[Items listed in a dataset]
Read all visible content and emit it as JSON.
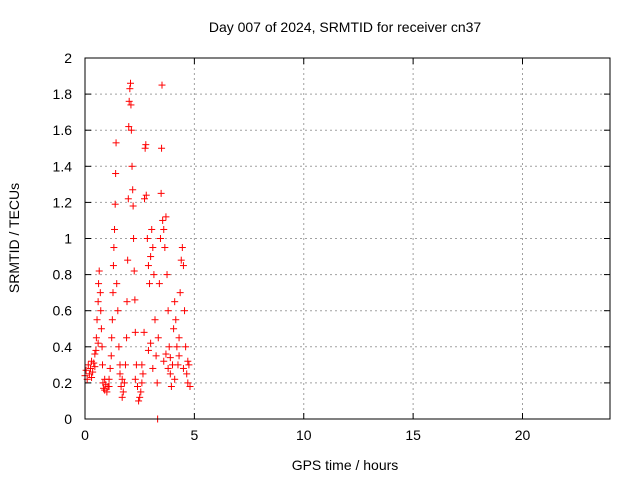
{
  "chart_data": {
    "type": "scatter",
    "title": "Day 007 of 2024, SRMTID for receiver cn37",
    "xlabel": "GPS time / hours",
    "ylabel": "SRMTID / TECUs",
    "xlim": [
      0,
      24
    ],
    "ylim": [
      0,
      2
    ],
    "xticks": [
      0,
      5,
      10,
      15,
      20
    ],
    "yticks": [
      0,
      0.2,
      0.4,
      0.6,
      0.8,
      1,
      1.2,
      1.4,
      1.6,
      1.8,
      2
    ],
    "ytick_labels": [
      "0",
      "0.2",
      "0.4",
      "0.6",
      "0.8",
      "1",
      "1.2",
      "1.4",
      "1.6",
      "1.8",
      "2"
    ],
    "xtick_labels": [
      "0",
      "5",
      "10",
      "15",
      "20"
    ],
    "grid": true,
    "marker": "+",
    "color": "#ff0000",
    "series": [
      {
        "name": "SRMTID",
        "points": [
          [
            0.0,
            0.24
          ],
          [
            0.05,
            0.27
          ],
          [
            0.1,
            0.22
          ],
          [
            0.15,
            0.3
          ],
          [
            0.2,
            0.25
          ],
          [
            0.25,
            0.28
          ],
          [
            0.3,
            0.23
          ],
          [
            0.35,
            0.26
          ],
          [
            0.4,
            0.31
          ],
          [
            0.45,
            0.29
          ],
          [
            0.5,
            0.38
          ],
          [
            0.52,
            0.45
          ],
          [
            0.55,
            0.55
          ],
          [
            0.6,
            0.65
          ],
          [
            0.62,
            0.75
          ],
          [
            0.65,
            0.82
          ],
          [
            0.7,
            0.7
          ],
          [
            0.72,
            0.6
          ],
          [
            0.75,
            0.5
          ],
          [
            0.78,
            0.4
          ],
          [
            0.8,
            0.3
          ],
          [
            0.82,
            0.2
          ],
          [
            0.85,
            0.17
          ],
          [
            0.9,
            0.16
          ],
          [
            0.95,
            0.19
          ],
          [
            1.0,
            0.15
          ],
          [
            1.05,
            0.18
          ],
          [
            1.1,
            0.22
          ],
          [
            1.15,
            0.28
          ],
          [
            1.2,
            0.35
          ],
          [
            1.22,
            0.45
          ],
          [
            1.25,
            0.55
          ],
          [
            1.28,
            0.7
          ],
          [
            1.3,
            0.85
          ],
          [
            1.32,
            0.95
          ],
          [
            1.35,
            1.05
          ],
          [
            1.38,
            1.19
          ],
          [
            1.4,
            1.36
          ],
          [
            1.42,
            1.53
          ],
          [
            1.45,
            0.75
          ],
          [
            1.5,
            0.6
          ],
          [
            1.55,
            0.4
          ],
          [
            1.6,
            0.25
          ],
          [
            1.65,
            0.18
          ],
          [
            1.7,
            0.12
          ],
          [
            1.75,
            0.15
          ],
          [
            1.8,
            0.2
          ],
          [
            1.85,
            0.3
          ],
          [
            1.9,
            0.45
          ],
          [
            1.92,
            0.65
          ],
          [
            1.95,
            0.88
          ],
          [
            1.98,
            1.22
          ],
          [
            2.0,
            1.62
          ],
          [
            2.02,
            1.76
          ],
          [
            2.05,
            1.83
          ],
          [
            2.08,
            1.86
          ],
          [
            2.1,
            1.74
          ],
          [
            2.12,
            1.6
          ],
          [
            2.15,
            1.4
          ],
          [
            2.18,
            1.27
          ],
          [
            2.2,
            1.18
          ],
          [
            2.22,
            1.0
          ],
          [
            2.25,
            0.82
          ],
          [
            2.28,
            0.66
          ],
          [
            2.3,
            0.48
          ],
          [
            2.35,
            0.3
          ],
          [
            2.4,
            0.18
          ],
          [
            2.45,
            0.1
          ],
          [
            2.5,
            0.12
          ],
          [
            2.55,
            0.15
          ],
          [
            2.6,
            0.2
          ],
          [
            2.65,
            0.25
          ],
          [
            2.7,
            0.48
          ],
          [
            2.72,
            1.22
          ],
          [
            2.75,
            1.5
          ],
          [
            2.78,
            1.52
          ],
          [
            2.8,
            1.24
          ],
          [
            2.85,
            1.0
          ],
          [
            2.9,
            0.85
          ],
          [
            2.95,
            0.75
          ],
          [
            3.0,
            0.9
          ],
          [
            3.05,
            1.05
          ],
          [
            3.1,
            0.95
          ],
          [
            3.15,
            0.8
          ],
          [
            3.2,
            0.55
          ],
          [
            3.25,
            0.35
          ],
          [
            3.3,
            0.2
          ],
          [
            3.32,
            0.0
          ],
          [
            3.35,
            0.45
          ],
          [
            3.4,
            0.75
          ],
          [
            3.45,
            1.0
          ],
          [
            3.48,
            1.25
          ],
          [
            3.5,
            1.5
          ],
          [
            3.52,
            1.85
          ],
          [
            3.55,
            1.1
          ],
          [
            3.6,
            1.05
          ],
          [
            3.65,
            0.95
          ],
          [
            3.7,
            1.12
          ],
          [
            3.75,
            0.8
          ],
          [
            3.8,
            0.6
          ],
          [
            3.85,
            0.4
          ],
          [
            3.9,
            0.25
          ],
          [
            3.95,
            0.18
          ],
          [
            4.0,
            0.3
          ],
          [
            4.05,
            0.5
          ],
          [
            4.1,
            0.65
          ],
          [
            4.15,
            0.55
          ],
          [
            4.2,
            0.4
          ],
          [
            4.25,
            0.3
          ],
          [
            4.3,
            0.45
          ],
          [
            4.35,
            0.7
          ],
          [
            4.4,
            0.88
          ],
          [
            4.45,
            0.95
          ],
          [
            4.5,
            0.85
          ],
          [
            4.55,
            0.6
          ],
          [
            4.6,
            0.4
          ],
          [
            4.65,
            0.25
          ],
          [
            4.7,
            0.2
          ],
          [
            4.75,
            0.3
          ],
          [
            4.8,
            0.18
          ],
          [
            0.3,
            0.32
          ],
          [
            0.45,
            0.36
          ],
          [
            0.6,
            0.42
          ],
          [
            0.9,
            0.22
          ],
          [
            1.1,
            0.18
          ],
          [
            1.6,
            0.3
          ],
          [
            1.7,
            0.22
          ],
          [
            2.3,
            0.22
          ],
          [
            2.6,
            0.3
          ],
          [
            2.9,
            0.38
          ],
          [
            3.0,
            0.42
          ],
          [
            3.1,
            0.28
          ],
          [
            3.6,
            0.32
          ],
          [
            3.7,
            0.36
          ],
          [
            3.8,
            0.28
          ],
          [
            3.9,
            0.34
          ],
          [
            4.1,
            0.22
          ],
          [
            4.3,
            0.35
          ],
          [
            4.5,
            0.28
          ],
          [
            4.7,
            0.32
          ]
        ]
      }
    ]
  }
}
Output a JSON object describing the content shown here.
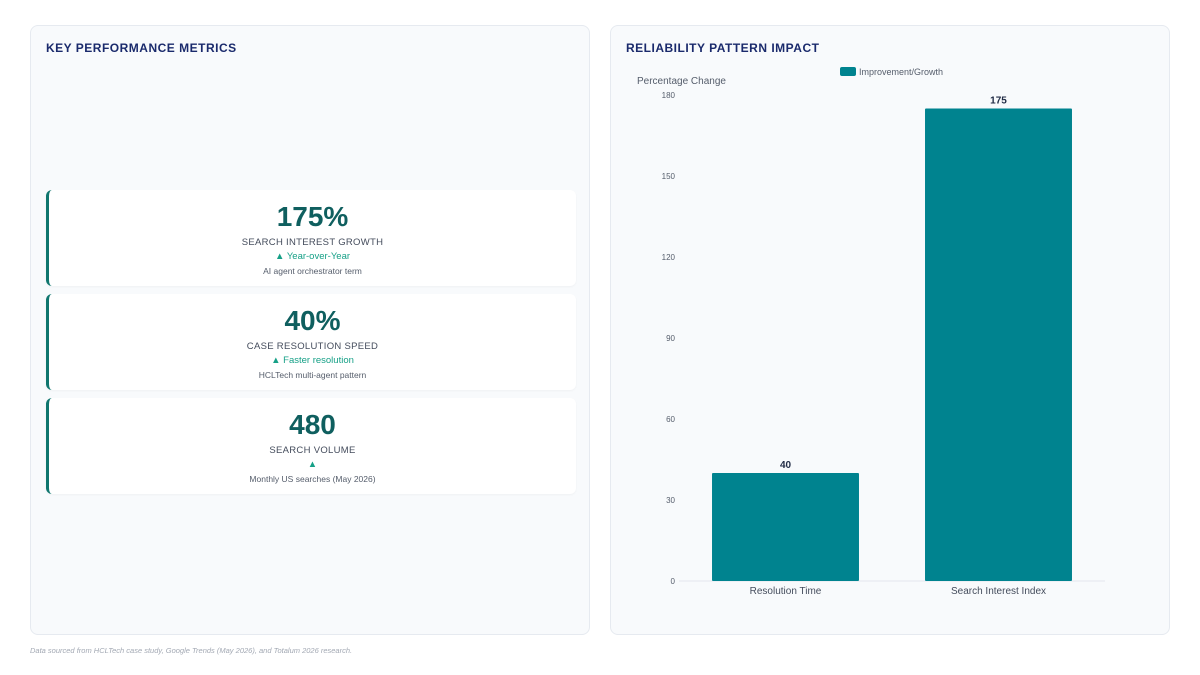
{
  "left_panel": {
    "title": "KEY PERFORMANCE METRICS",
    "metrics": [
      {
        "value": "175%",
        "label": "SEARCH INTEREST GROWTH",
        "trend": "▲ Year-over-Year",
        "note": "AI agent orchestrator term"
      },
      {
        "value": "40%",
        "label": "CASE RESOLUTION SPEED",
        "trend": "▲ Faster resolution",
        "note": "HCLTech multi-agent pattern"
      },
      {
        "value": "480",
        "label": "SEARCH VOLUME",
        "trend": "▲",
        "note": "Monthly US searches (May 2026)"
      }
    ]
  },
  "right_panel": {
    "title": "RELIABILITY PATTERN IMPACT"
  },
  "chart_data": {
    "type": "bar",
    "title": "RELIABILITY PATTERN IMPACT",
    "categories": [
      "Resolution Time",
      "Search Interest Index"
    ],
    "series": [
      {
        "name": "Improvement/Growth",
        "values": [
          40,
          175
        ],
        "color": "#00838f"
      }
    ],
    "data_labels": [
      "40",
      "175"
    ],
    "xlabel": "",
    "ylabel": "Percentage Change",
    "ylim": [
      0,
      180
    ],
    "yticks": [
      0,
      30,
      60,
      90,
      120,
      150,
      180
    ],
    "legend": "top-center",
    "grid": false
  },
  "footnote": "Data sourced from HCLTech case study, Google Trends (May 2026), and Totalum 2026 research.",
  "colors": {
    "accent": "#0f766e",
    "bar": "#00838f",
    "trend": "#16a087",
    "title": "#1a2a6c"
  }
}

Exercise directions>
Filter the entries down to the lines containing "title". Copy each of those lines.

Answer to the exercise>
    "title": "Day 007 of 2024, SRMTID for receiver cn37",
    "title": "KEY PERFORMANCE METRICS",
    "title": "RELIABILITY PATTERN IMPACT"
    "title": "RELIABILITY PATTERN IMPACT",
    "title": "#1a2a6c"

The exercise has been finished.